* [Directions]: Return only these lines: the one that contains "Read this page and output its text content." and every line after it through the end of the listing, exactly, without pictures.

────────────────────

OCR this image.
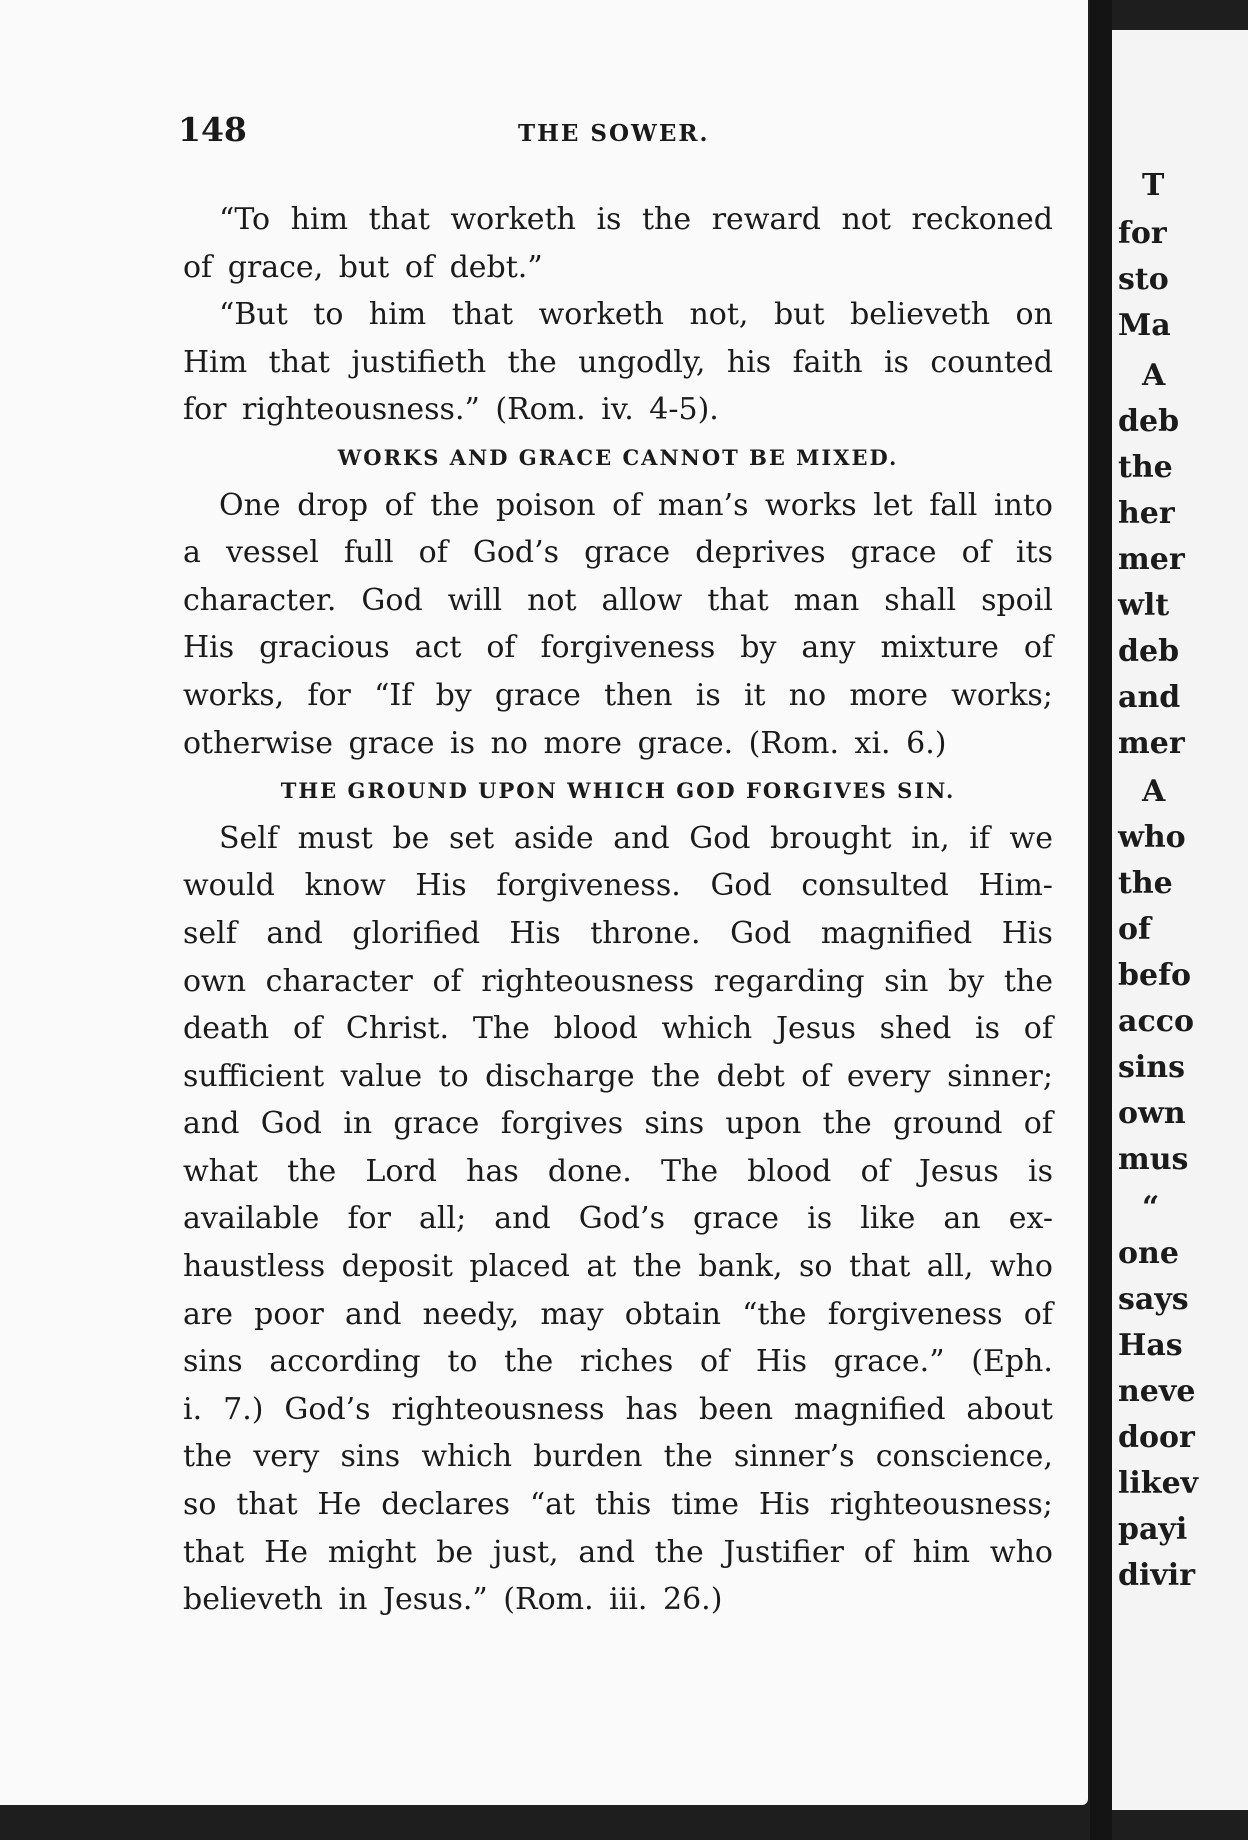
148	THE SOWER.
“To him that worketh is the reward not reckoned
of grace, but of debt.”
“But to him that worketh not, but believeth on
Him that justifieth the ungodly, his faith is counted
for righteousness.” (Rom. iv. 4-5).
WORKS AND GRACE CANNOT BE MIXED.
One drop of the poison of man’s works let fall into
a vessel full of God’s grace deprives grace of its
character. God will not allow that man shall spoil
His gracious act of forgiveness by any mixture of
works, for “If by grace then is it no more works;
otherwise grace is no more grace. (Rom. xi. 6.)
THE GROUND UPON WHICH GOD FORGIVES SIN.
Self must be set aside and God brought in, if we
would know His forgiveness. God consulted Him-
self and glorified His throne. God magnified His
own character of righteousness regarding sin by the
death of Christ. The blood which Jesus shed is of
sufficient value to discharge the debt of every sinner;
and God in grace forgives sins upon the ground of
what the Lord has done. The blood of Jesus is
available for all; and God’s grace is like an ex-
haustless deposit placed at the bank, so that all, who
are poor and needy, may obtain “the forgiveness of
sins according to the riches of His grace.” (Eph.
i. 7.) God’s righteousness has been magnified about
the very sins which burden the sinner’s conscience,
so that He declares “at this time His righteousness;
that He might be just, and the Justifier of him who
believeth in Jesus.” (Rom. iii. 26.)
T
for
sto
Ma
A
deb
the
her
mer
wlt
deb
and
mer
A
who
the
of
befo
acco
sins
own
mus
“
one
says
Has
neve
door
likev
payi
divir
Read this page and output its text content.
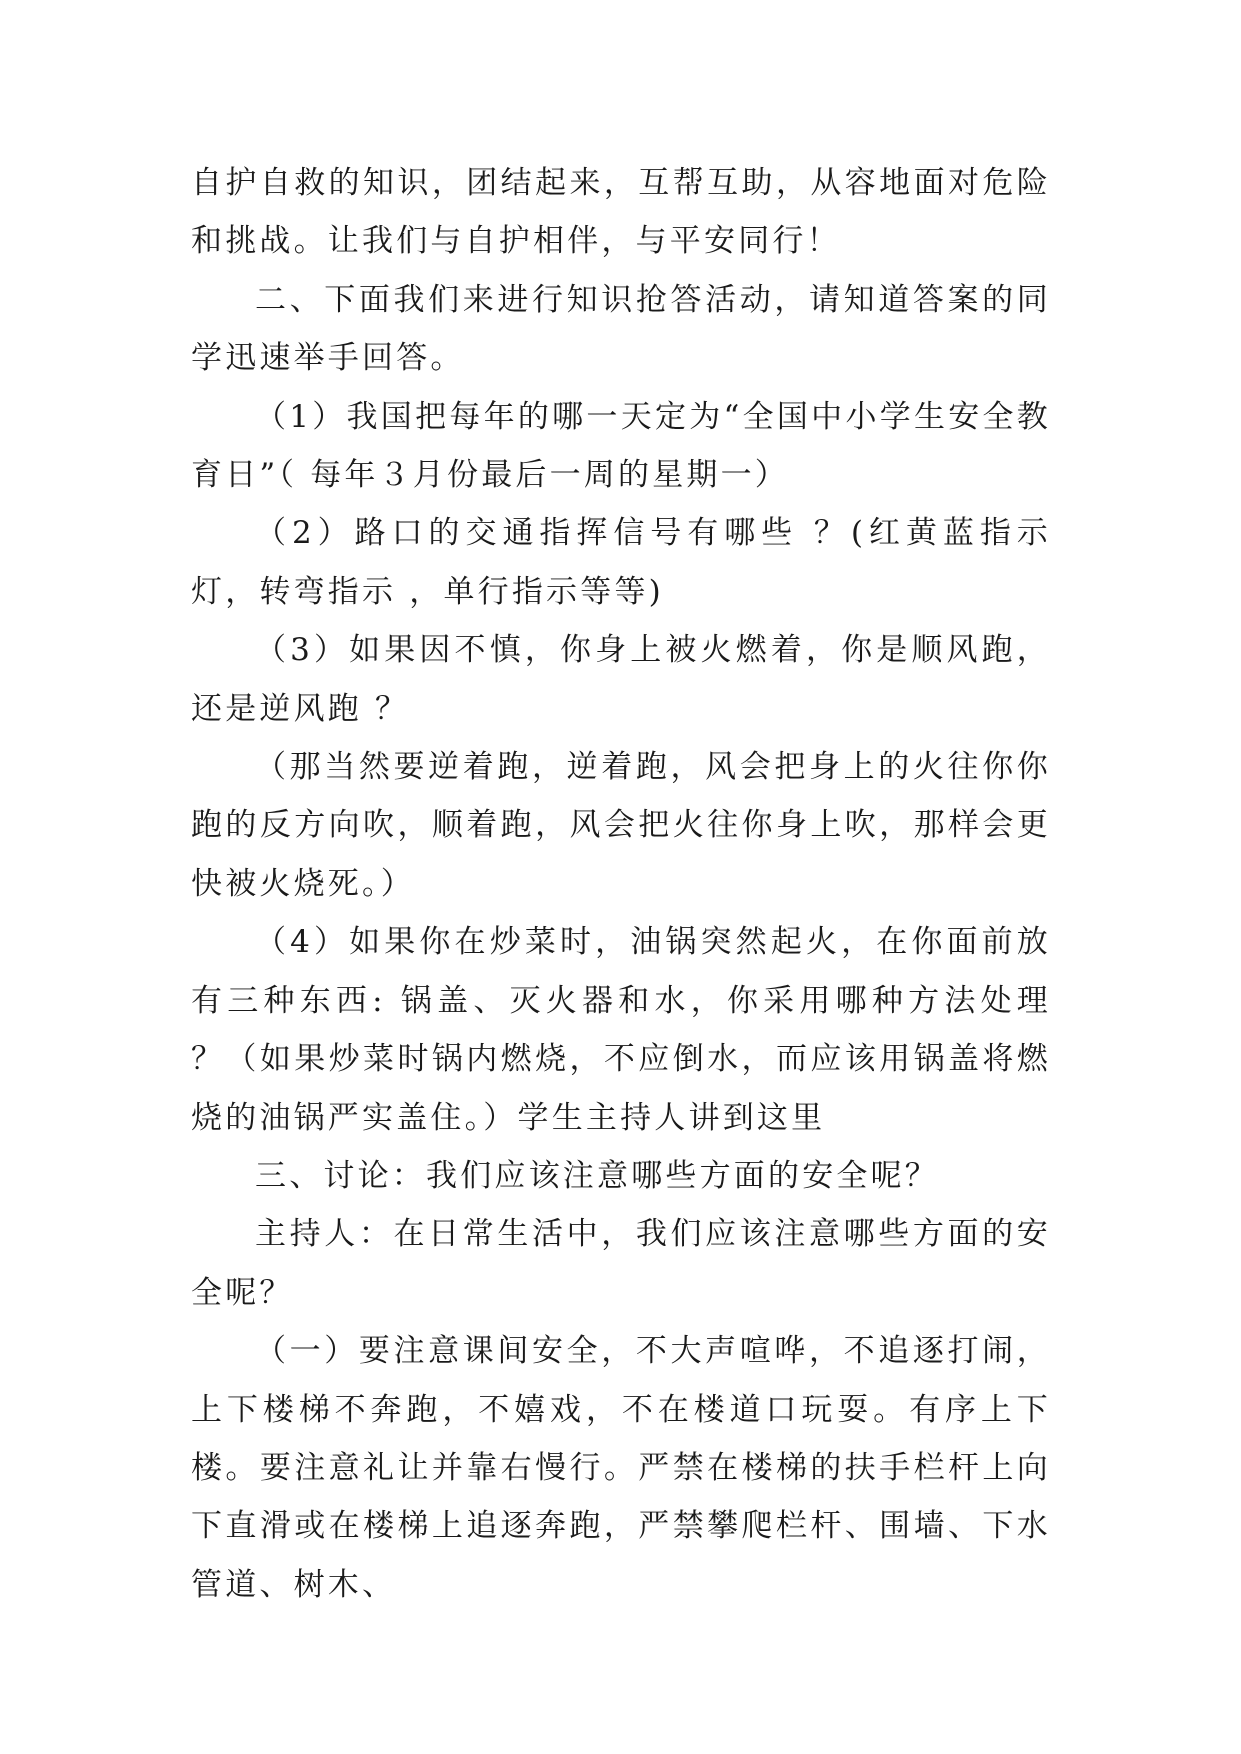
自护自救的知识，团结起来，互帮互助，从容地面对危险和挑战。让我们与自护相伴，与平安同行！

二、下面我们来进行知识抢答活动，请知道答案的同学迅速举手回答。

（1）我国把每年的哪一天定为“全国中小学生安全教育日”（ 每年３月份最后一周的星期一）

（2）路口的交通指挥信号有哪些 ？(红黄蓝指示灯，转弯指示 ，单行指示等等)

（3）如果因不慎，你身上被火燃着，你是顺风跑，还是逆风跑 ？

（那当然要逆着跑，逆着跑，风会把身上的火往你你跑的反方向吹，顺着跑，风会把火往你身上吹，那样会更快被火烧死。）

（4）如果你在炒菜时，油锅突然起火，在你面前放有三种东西: 锅盖、灭火器和水，你采用哪种方法处理 ？（如果炒菜时锅内燃烧，不应倒水，而应该用锅盖将燃烧的油锅严实盖住。）学生主持人讲到这里

三、讨论：我们应该注意哪些方面的安全呢？

主持人：在日常生活中，我们应该注意哪些方面的安全呢？

（一）要注意课间安全，不大声喧哗，不追逐打闹，上下楼梯不奔跑，不嬉戏，不在楼道口玩耍。有序上下楼。要注意礼让并靠右慢行。严禁在楼梯的扶手栏杆上向下直滑或在楼梯上追逐奔跑，严禁攀爬栏杆、围墙、下水管道、树木、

────────────────────

* [Task result]:
Read this page and output its text content.
自护自救的知识，团结起来，互帮互助，从容地面对危险和挑战。让我们与自护相伴，与平安同行！

二、下面我们来进行知识抢答活动，请知道答案的同学迅速举手回答。

（1）我国把每年的哪一天定为“全国中小学生安全教育日”（ 每年３月份最后一周的星期一）

（2）路口的交通指挥信号有哪些 ？(红黄蓝指示灯，转弯指示 ，单行指示等等)

（3）如果因不慎，你身上被火燃着，你是顺风跑，还是逆风跑 ？

（那当然要逆着跑，逆着跑，风会把身上的火往你你跑的反方向吹，顺着跑，风会把火往你身上吹，那样会更快被火烧死。）

（4）如果你在炒菜时，油锅突然起火，在你面前放有三种东西: 锅盖、灭火器和水，你采用哪种方法处理 ？（如果炒菜时锅内燃烧，不应倒水，而应该用锅盖将燃烧的油锅严实盖住。）学生主持人讲到这里

三、讨论：我们应该注意哪些方面的安全呢？

主持人：在日常生活中，我们应该注意哪些方面的安全呢？

（一）要注意课间安全，不大声喧哗，不追逐打闹，上下楼梯不奔跑，不嬉戏，不在楼道口玩耍。有序上下楼。要注意礼让并靠右慢行。严禁在楼梯的扶手栏杆上向下直滑或在楼梯上追逐奔跑，严禁攀爬栏杆、围墙、下水管道、树木、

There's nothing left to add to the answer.